:: Provided data

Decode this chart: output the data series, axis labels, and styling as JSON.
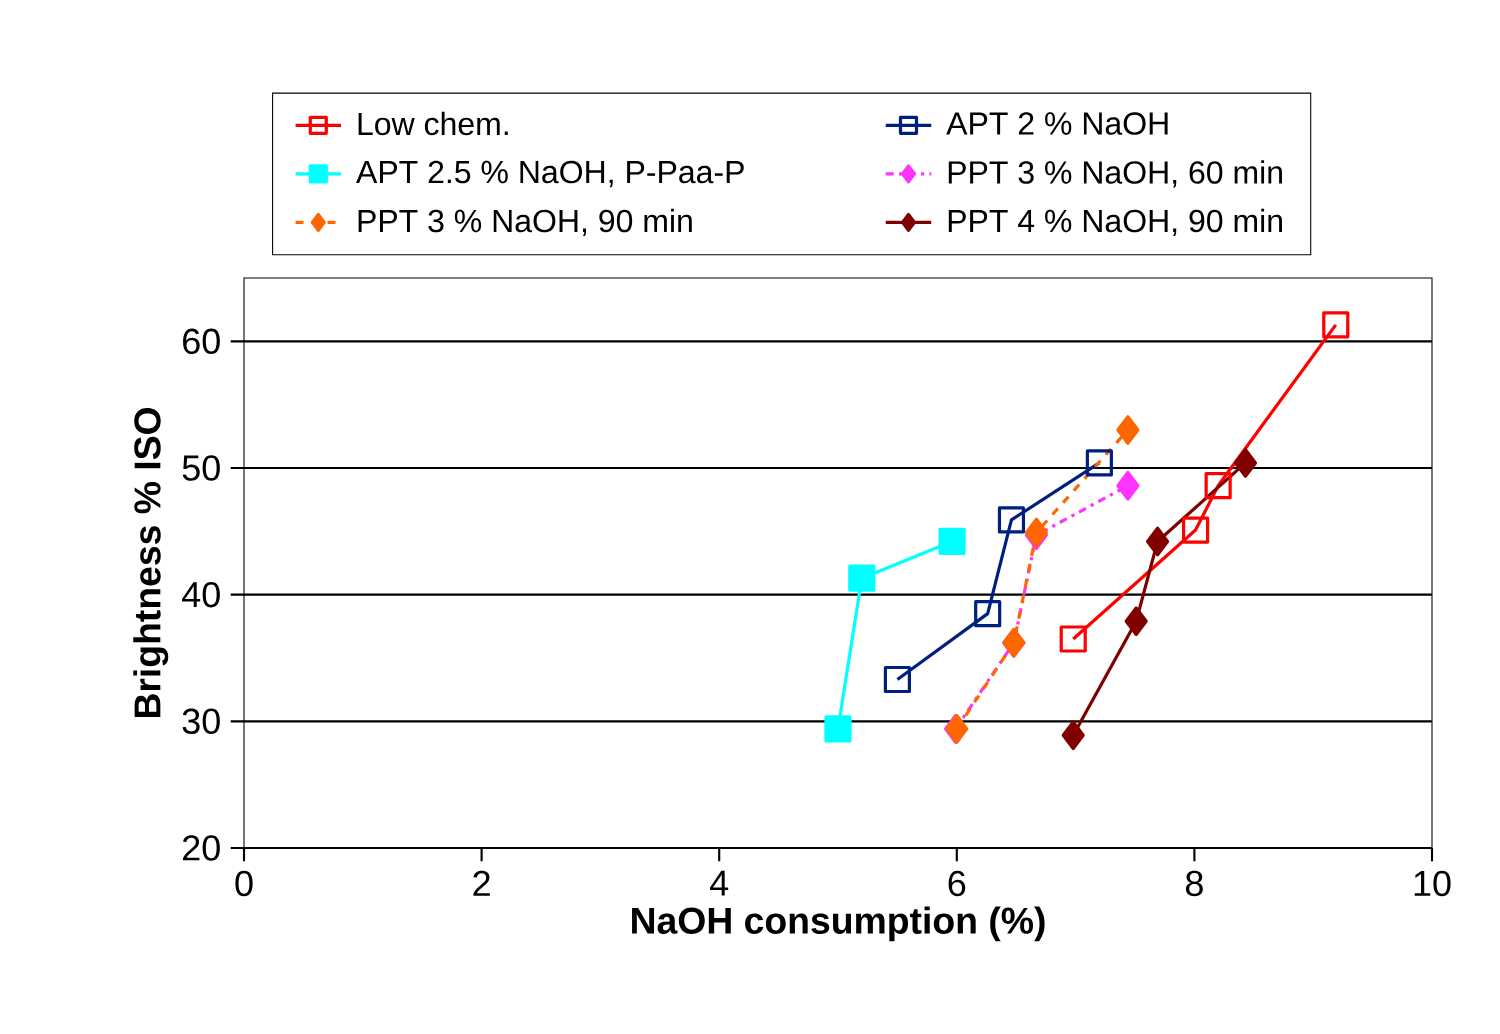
{
  "chart_data": {
    "type": "line",
    "xlabel": "NaOH consumption (%)",
    "ylabel": "Brightness % ISO",
    "xlim": [
      0,
      10
    ],
    "xticks": [
      0,
      2,
      4,
      6,
      8,
      10
    ],
    "ylim": [
      20,
      65
    ],
    "yticks": [
      20,
      30,
      40,
      50,
      60
    ],
    "grid": "y",
    "legend": "top",
    "series": [
      {
        "name": "Low chem.",
        "color": "#ff0000",
        "marker": "square-open",
        "line_style": "solid",
        "x": [
          6.98,
          8.01,
          8.2,
          9.19
        ],
        "values": [
          36.5,
          45.1,
          48.6,
          61.3
        ]
      },
      {
        "name": "APT 2 % NaOH",
        "color": "#002080",
        "marker": "square-open",
        "line_style": "solid",
        "x": [
          5.5,
          6.26,
          6.46,
          7.2
        ],
        "values": [
          33.3,
          38.5,
          45.9,
          50.4
        ]
      },
      {
        "name": "APT 2.5 % NaOH, P-Paa-P",
        "color": "#00ffff",
        "marker": "square",
        "line_style": "solid",
        "x": [
          5.0,
          5.2,
          5.96
        ],
        "values": [
          29.4,
          41.3,
          44.2
        ]
      },
      {
        "name": "PPT 3 % NaOH, 60 min",
        "color": "#ff33ff",
        "marker": "diamond",
        "line_style": "dashdot",
        "x": [
          5.99,
          6.48,
          6.67,
          7.44
        ],
        "values": [
          29.4,
          36.2,
          44.7,
          48.6
        ]
      },
      {
        "name": "PPT 3 % NaOH, 90 min",
        "color": "#ff6600",
        "marker": "diamond",
        "line_style": "dashed",
        "x": [
          6.0,
          6.48,
          6.67,
          7.44
        ],
        "values": [
          29.4,
          36.2,
          44.9,
          53.0
        ]
      },
      {
        "name": "PPT 4 % NaOH, 90 min",
        "color": "#800000",
        "marker": "diamond",
        "line_style": "solid",
        "x": [
          6.98,
          7.51,
          7.69,
          8.43
        ],
        "values": [
          28.9,
          37.9,
          44.2,
          50.4
        ]
      }
    ]
  }
}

::::

* Task *
Retype the records exactly. Any image in them should not appear in what you write.

* Finished exercise *
Decode this chart: output the data series, axis labels, and styling as JSON.
{
  "chart_data": {
    "type": "line",
    "xlabel": "NaOH consumption (%)",
    "ylabel": "Brightness % ISO",
    "xlim": [
      0,
      10
    ],
    "xticks": [
      0,
      2,
      4,
      6,
      8,
      10
    ],
    "ylim": [
      20,
      65
    ],
    "yticks": [
      20,
      30,
      40,
      50,
      60
    ],
    "grid": "y",
    "legend": "top",
    "series": [
      {
        "name": "Low chem.",
        "color": "#ff0000",
        "marker": "square-open",
        "line_style": "solid",
        "x": [
          6.98,
          8.01,
          8.2,
          9.19
        ],
        "values": [
          36.5,
          45.1,
          48.6,
          61.3
        ]
      },
      {
        "name": "APT 2 % NaOH",
        "color": "#002080",
        "marker": "square-open",
        "line_style": "solid",
        "x": [
          5.5,
          6.26,
          6.46,
          7.2
        ],
        "values": [
          33.3,
          38.5,
          45.9,
          50.4
        ]
      },
      {
        "name": "APT 2.5 % NaOH, P-Paa-P",
        "color": "#00ffff",
        "marker": "square",
        "line_style": "solid",
        "x": [
          5.0,
          5.2,
          5.96
        ],
        "values": [
          29.4,
          41.3,
          44.2
        ]
      },
      {
        "name": "PPT 3 % NaOH, 60 min",
        "color": "#ff33ff",
        "marker": "diamond",
        "line_style": "dashdot",
        "x": [
          5.99,
          6.48,
          6.67,
          7.44
        ],
        "values": [
          29.4,
          36.2,
          44.7,
          48.6
        ]
      },
      {
        "name": "PPT 3 % NaOH, 90 min",
        "color": "#ff6600",
        "marker": "diamond",
        "line_style": "dashed",
        "x": [
          6.0,
          6.48,
          6.67,
          7.44
        ],
        "values": [
          29.4,
          36.2,
          44.9,
          53.0
        ]
      },
      {
        "name": "PPT 4 % NaOH, 90 min",
        "color": "#800000",
        "marker": "diamond",
        "line_style": "solid",
        "x": [
          6.98,
          7.51,
          7.69,
          8.43
        ],
        "values": [
          28.9,
          37.9,
          44.2,
          50.4
        ]
      }
    ]
  }
}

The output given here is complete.